Work to be completed:
Look through the data below for the string "this", and copy every line where it turns up.

Data listing:

--------------------------------------------------

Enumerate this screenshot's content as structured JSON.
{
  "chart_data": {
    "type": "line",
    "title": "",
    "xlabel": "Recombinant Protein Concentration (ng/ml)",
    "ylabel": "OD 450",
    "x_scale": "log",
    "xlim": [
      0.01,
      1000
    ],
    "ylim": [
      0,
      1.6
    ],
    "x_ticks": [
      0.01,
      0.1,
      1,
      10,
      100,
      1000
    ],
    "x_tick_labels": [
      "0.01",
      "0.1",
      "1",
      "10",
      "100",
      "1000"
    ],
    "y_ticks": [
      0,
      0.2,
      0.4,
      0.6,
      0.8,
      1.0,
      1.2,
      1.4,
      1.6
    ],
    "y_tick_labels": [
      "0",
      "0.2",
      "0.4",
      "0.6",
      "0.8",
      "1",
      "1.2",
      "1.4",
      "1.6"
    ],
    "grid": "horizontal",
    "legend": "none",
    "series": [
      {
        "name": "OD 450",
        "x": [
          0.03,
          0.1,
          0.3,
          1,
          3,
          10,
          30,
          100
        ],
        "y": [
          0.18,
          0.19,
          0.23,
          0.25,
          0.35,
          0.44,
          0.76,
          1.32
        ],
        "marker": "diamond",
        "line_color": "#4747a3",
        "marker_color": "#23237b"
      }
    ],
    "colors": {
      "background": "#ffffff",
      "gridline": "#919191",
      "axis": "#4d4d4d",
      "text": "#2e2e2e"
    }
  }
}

--------------------------------------------------

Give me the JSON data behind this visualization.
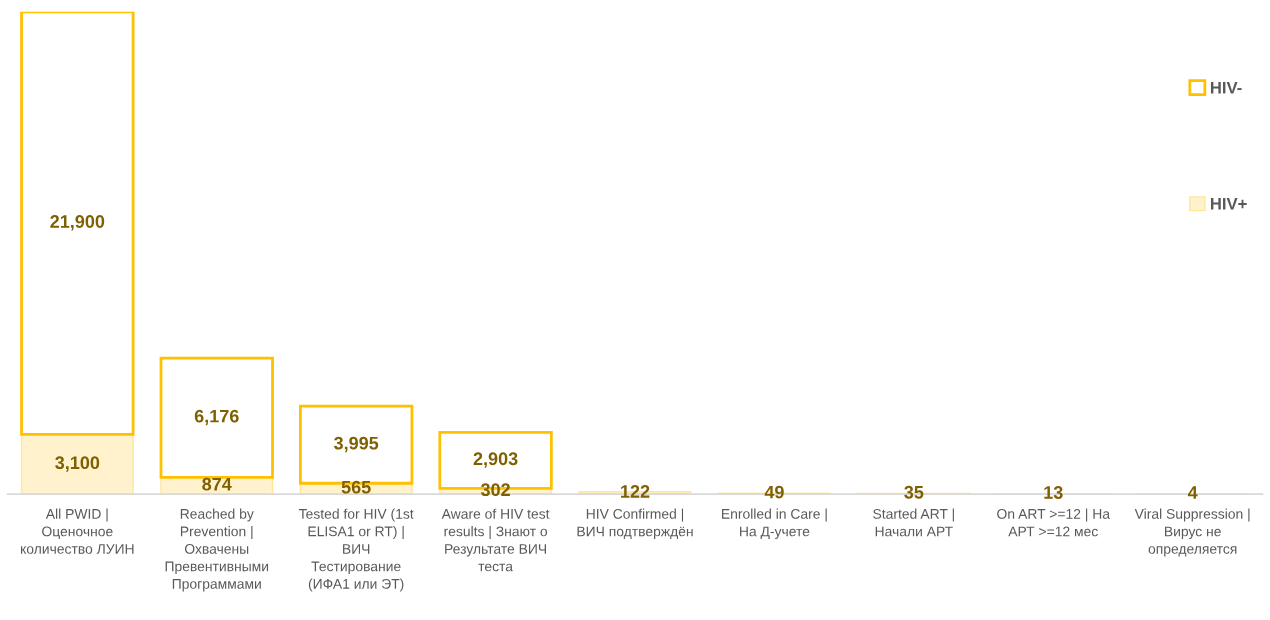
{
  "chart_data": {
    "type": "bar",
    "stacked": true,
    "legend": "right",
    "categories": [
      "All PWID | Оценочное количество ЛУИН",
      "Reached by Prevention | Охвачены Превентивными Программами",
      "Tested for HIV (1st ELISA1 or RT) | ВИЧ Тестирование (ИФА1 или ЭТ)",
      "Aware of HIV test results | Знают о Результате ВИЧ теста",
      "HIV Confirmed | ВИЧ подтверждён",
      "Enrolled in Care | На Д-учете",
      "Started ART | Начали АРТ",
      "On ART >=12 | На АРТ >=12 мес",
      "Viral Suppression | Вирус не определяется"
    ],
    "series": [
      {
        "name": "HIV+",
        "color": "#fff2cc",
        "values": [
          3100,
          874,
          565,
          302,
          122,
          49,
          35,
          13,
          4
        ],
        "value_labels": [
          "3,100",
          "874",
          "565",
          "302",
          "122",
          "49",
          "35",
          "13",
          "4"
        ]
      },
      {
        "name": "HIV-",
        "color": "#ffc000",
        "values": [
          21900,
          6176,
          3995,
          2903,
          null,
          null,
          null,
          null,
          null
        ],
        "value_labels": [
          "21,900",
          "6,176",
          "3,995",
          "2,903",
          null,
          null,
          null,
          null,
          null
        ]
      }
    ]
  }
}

--------------------------------------------------

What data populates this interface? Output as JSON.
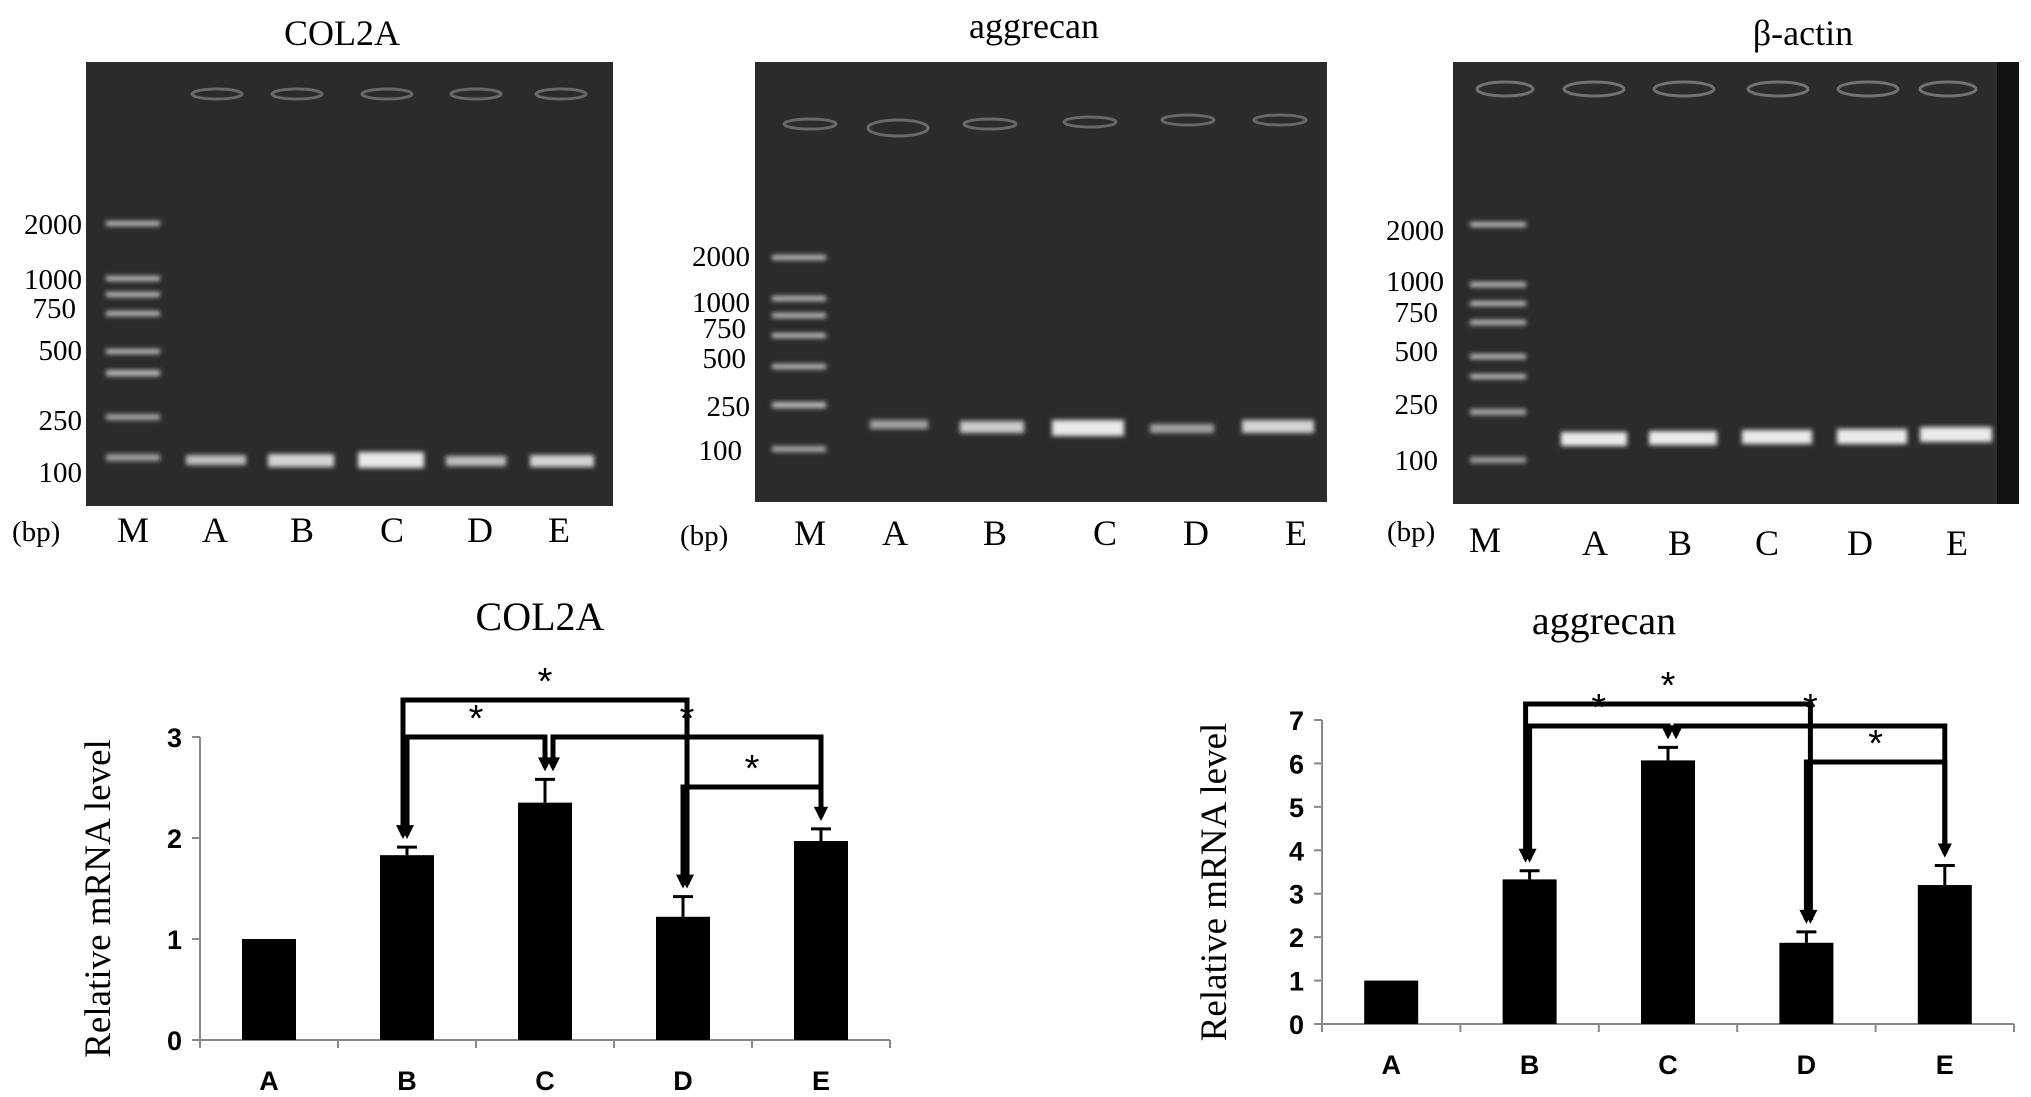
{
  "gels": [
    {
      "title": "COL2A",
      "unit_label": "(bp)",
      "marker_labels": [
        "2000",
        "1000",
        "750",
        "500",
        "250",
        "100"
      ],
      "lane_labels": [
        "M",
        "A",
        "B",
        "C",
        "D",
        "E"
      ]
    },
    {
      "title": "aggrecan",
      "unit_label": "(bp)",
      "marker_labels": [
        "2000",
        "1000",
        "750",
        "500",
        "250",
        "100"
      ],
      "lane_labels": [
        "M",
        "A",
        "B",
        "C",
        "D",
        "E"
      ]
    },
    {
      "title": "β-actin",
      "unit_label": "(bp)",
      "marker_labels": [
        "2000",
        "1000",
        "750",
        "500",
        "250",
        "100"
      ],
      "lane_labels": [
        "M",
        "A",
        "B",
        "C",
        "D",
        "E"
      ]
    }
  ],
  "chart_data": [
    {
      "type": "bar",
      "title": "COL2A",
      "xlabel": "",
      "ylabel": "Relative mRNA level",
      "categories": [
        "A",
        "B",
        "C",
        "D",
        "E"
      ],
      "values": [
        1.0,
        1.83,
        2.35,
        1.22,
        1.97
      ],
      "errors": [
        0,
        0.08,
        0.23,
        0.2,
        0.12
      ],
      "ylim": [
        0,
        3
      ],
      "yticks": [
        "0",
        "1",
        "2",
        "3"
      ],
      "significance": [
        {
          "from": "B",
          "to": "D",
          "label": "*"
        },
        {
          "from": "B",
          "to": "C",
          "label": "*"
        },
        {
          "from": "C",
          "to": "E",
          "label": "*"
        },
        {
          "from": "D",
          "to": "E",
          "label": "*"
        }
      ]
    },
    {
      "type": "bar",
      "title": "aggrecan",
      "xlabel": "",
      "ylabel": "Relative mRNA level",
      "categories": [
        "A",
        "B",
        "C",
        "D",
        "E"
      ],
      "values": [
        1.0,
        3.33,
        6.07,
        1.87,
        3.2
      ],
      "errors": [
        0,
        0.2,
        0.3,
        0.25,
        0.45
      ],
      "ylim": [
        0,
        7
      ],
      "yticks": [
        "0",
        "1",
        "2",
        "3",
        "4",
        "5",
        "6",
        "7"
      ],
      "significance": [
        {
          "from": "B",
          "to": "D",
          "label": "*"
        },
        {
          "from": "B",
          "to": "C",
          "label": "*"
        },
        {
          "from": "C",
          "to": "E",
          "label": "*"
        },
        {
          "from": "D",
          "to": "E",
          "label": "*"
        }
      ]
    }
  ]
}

--------------------------------------------------

Exercise answer:
Enumerate this screenshot's content as structured JSON.
Give me the JSON data behind this visualization.
What data populates this interface? Output as JSON.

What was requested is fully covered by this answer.